PROVIDED MATERIAL —

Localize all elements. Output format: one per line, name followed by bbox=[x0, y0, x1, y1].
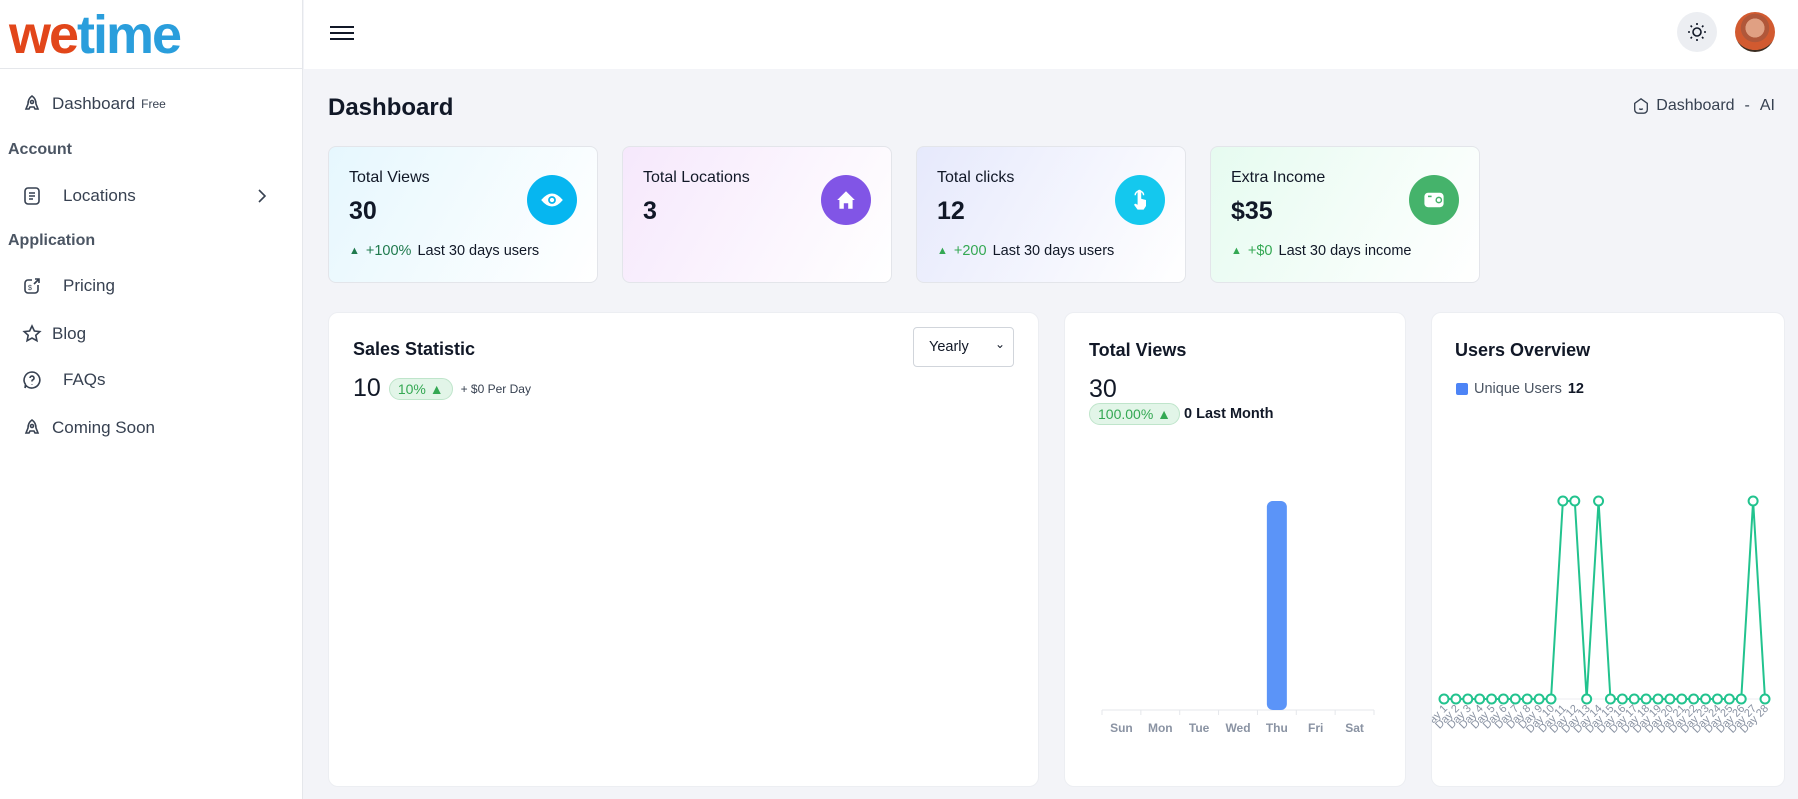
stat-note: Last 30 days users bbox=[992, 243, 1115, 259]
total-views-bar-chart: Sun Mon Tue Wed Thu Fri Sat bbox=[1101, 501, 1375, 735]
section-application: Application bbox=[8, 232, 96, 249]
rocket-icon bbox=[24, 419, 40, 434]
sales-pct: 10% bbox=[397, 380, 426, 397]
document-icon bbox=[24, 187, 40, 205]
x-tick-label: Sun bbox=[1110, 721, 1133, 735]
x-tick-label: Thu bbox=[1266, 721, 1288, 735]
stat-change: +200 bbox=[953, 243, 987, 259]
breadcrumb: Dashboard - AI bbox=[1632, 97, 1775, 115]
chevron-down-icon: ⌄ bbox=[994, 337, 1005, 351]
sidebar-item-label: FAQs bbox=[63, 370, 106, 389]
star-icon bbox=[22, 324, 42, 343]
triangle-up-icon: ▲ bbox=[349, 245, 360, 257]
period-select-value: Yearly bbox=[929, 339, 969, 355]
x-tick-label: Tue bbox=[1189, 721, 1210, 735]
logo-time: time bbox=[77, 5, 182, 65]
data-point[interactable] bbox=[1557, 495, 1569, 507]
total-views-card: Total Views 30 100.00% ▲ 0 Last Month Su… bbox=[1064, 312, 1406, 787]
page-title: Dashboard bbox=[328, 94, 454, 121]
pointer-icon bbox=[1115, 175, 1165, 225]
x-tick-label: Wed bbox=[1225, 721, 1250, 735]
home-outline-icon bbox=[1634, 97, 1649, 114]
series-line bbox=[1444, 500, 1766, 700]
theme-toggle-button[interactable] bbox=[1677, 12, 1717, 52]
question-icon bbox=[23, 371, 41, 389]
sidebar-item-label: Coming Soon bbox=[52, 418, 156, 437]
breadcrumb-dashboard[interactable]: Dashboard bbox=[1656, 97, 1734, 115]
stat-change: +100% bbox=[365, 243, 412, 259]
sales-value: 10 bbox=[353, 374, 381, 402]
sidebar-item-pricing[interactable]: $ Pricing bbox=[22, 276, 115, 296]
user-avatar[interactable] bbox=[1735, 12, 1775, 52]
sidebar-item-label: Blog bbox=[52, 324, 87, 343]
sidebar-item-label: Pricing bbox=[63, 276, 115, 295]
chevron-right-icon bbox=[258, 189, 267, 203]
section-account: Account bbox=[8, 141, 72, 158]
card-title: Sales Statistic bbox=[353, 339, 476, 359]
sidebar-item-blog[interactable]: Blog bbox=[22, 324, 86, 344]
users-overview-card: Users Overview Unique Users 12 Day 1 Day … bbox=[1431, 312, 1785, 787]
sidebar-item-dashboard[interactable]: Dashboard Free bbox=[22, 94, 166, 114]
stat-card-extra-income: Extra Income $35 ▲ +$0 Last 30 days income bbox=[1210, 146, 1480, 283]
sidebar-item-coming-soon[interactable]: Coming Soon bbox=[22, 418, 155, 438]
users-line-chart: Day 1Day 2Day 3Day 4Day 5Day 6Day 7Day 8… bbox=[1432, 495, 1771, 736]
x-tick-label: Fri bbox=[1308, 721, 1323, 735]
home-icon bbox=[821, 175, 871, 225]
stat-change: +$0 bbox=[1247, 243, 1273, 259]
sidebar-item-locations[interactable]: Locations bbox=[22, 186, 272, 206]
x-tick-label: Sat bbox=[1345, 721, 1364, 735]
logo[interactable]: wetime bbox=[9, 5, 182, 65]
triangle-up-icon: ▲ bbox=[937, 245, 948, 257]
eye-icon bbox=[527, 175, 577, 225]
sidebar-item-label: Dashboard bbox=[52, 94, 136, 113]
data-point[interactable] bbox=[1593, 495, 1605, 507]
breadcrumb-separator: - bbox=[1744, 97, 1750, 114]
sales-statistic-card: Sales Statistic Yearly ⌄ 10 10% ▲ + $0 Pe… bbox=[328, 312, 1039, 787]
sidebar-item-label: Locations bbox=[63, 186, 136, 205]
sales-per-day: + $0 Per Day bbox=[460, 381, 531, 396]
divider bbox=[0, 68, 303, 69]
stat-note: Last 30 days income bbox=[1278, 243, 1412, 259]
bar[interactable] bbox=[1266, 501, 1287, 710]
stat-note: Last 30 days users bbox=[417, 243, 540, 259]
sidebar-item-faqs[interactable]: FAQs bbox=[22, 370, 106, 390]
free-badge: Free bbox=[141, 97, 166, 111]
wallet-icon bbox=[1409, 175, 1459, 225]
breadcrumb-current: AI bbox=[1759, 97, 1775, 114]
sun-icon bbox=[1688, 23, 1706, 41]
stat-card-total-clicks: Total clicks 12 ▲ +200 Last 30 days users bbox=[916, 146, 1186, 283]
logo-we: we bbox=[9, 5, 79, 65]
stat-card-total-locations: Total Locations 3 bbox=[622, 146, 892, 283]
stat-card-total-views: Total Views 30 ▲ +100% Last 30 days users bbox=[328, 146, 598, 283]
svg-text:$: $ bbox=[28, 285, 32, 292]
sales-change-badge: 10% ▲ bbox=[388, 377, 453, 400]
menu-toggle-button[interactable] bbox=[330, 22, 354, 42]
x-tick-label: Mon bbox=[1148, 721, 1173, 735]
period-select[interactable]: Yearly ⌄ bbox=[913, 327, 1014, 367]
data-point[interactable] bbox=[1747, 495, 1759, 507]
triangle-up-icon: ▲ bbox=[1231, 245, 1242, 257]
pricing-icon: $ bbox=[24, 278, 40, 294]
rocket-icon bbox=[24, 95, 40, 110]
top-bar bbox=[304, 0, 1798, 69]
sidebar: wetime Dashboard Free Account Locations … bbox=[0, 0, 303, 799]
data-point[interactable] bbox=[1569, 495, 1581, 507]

---

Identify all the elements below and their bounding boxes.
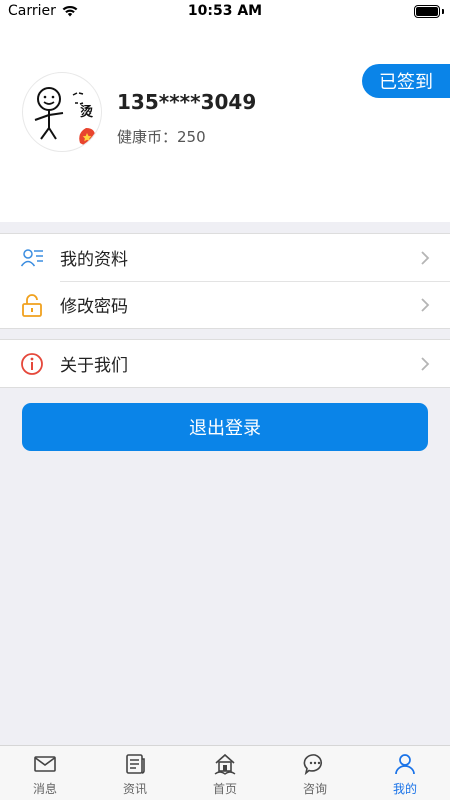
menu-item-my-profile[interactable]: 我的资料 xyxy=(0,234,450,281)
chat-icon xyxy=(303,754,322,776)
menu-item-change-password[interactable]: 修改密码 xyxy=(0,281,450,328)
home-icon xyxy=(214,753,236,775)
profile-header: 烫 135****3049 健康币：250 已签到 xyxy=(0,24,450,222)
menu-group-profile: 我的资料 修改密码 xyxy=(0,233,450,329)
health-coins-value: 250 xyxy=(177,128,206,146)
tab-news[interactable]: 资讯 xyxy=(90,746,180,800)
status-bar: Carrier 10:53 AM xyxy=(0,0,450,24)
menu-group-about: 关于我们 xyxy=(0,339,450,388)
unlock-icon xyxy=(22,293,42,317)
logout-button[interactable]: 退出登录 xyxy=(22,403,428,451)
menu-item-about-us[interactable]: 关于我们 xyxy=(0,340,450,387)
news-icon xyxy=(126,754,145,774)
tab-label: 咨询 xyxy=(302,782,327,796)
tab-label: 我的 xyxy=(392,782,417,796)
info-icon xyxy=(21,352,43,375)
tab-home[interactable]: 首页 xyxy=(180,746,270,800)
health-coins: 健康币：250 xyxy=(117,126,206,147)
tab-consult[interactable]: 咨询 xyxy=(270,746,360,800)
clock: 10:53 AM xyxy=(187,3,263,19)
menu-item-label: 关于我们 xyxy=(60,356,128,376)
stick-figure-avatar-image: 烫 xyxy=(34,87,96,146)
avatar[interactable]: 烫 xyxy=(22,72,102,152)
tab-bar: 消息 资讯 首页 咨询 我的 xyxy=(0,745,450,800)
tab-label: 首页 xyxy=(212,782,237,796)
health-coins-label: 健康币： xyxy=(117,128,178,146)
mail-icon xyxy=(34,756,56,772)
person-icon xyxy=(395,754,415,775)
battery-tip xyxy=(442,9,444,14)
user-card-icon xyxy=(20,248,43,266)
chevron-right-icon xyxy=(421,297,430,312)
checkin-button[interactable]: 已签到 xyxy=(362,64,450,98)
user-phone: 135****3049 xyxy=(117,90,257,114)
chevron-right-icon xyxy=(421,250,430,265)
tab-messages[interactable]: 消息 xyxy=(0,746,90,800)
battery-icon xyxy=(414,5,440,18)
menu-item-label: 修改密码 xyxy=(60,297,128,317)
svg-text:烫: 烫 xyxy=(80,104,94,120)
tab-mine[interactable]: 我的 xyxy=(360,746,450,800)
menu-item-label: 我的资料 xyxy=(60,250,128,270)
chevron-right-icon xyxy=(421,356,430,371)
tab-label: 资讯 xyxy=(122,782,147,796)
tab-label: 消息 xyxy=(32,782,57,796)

WHAT IS BEING ASKED —
Reproduce the rows between the line holding "stat-note: Last 30 days users bbox=[992, 243, 1115, 259]" and the line holding "sales-value: 10 bbox=[353, 374, 381, 402]", inclusive, switching "x-tick-label" to "axis-label" and leaving everything else unchanged.

THE RESPONSE —
stat-note: Last 30 days users bbox=[992, 243, 1115, 259]
total-views-bar-chart: Sun Mon Tue Wed Thu Fri Sat bbox=[1101, 501, 1375, 735]
section-application: Application bbox=[8, 232, 96, 249]
rocket-icon bbox=[24, 419, 40, 434]
sales-pct: 10% bbox=[397, 380, 426, 397]
document-icon bbox=[24, 187, 40, 205]
axis-label: Sun bbox=[1110, 721, 1133, 735]
axis-label: Thu bbox=[1266, 721, 1288, 735]
stat-change: +200 bbox=[953, 243, 987, 259]
breadcrumb: Dashboard - AI bbox=[1632, 97, 1775, 115]
chevron-down-icon: ⌄ bbox=[994, 337, 1005, 351]
sidebar-item-label: FAQs bbox=[63, 370, 106, 389]
star-icon bbox=[22, 324, 42, 343]
triangle-up-icon: ▲ bbox=[349, 245, 360, 257]
period-select-value: Yearly bbox=[929, 339, 969, 355]
axis-label: Tue bbox=[1189, 721, 1210, 735]
logo-time: time bbox=[77, 5, 182, 65]
data-point[interactable] bbox=[1557, 495, 1569, 507]
total-views-card: Total Views 30 100.00% ▲ 0 Last Month Su… bbox=[1064, 312, 1406, 787]
page-title: Dashboard bbox=[328, 94, 454, 121]
pointer-icon bbox=[1115, 175, 1165, 225]
axis-label: Wed bbox=[1225, 721, 1250, 735]
home-outline-icon bbox=[1634, 97, 1649, 114]
series-line bbox=[1444, 500, 1766, 700]
theme-toggle-button[interactable] bbox=[1677, 12, 1717, 52]
question-icon bbox=[23, 371, 41, 389]
sidebar-item-label: Coming Soon bbox=[52, 418, 156, 437]
breadcrumb-dashboard[interactable]: Dashboard bbox=[1656, 97, 1734, 115]
stat-change: +100% bbox=[365, 243, 412, 259]
sales-value: 10 bbox=[353, 374, 381, 402]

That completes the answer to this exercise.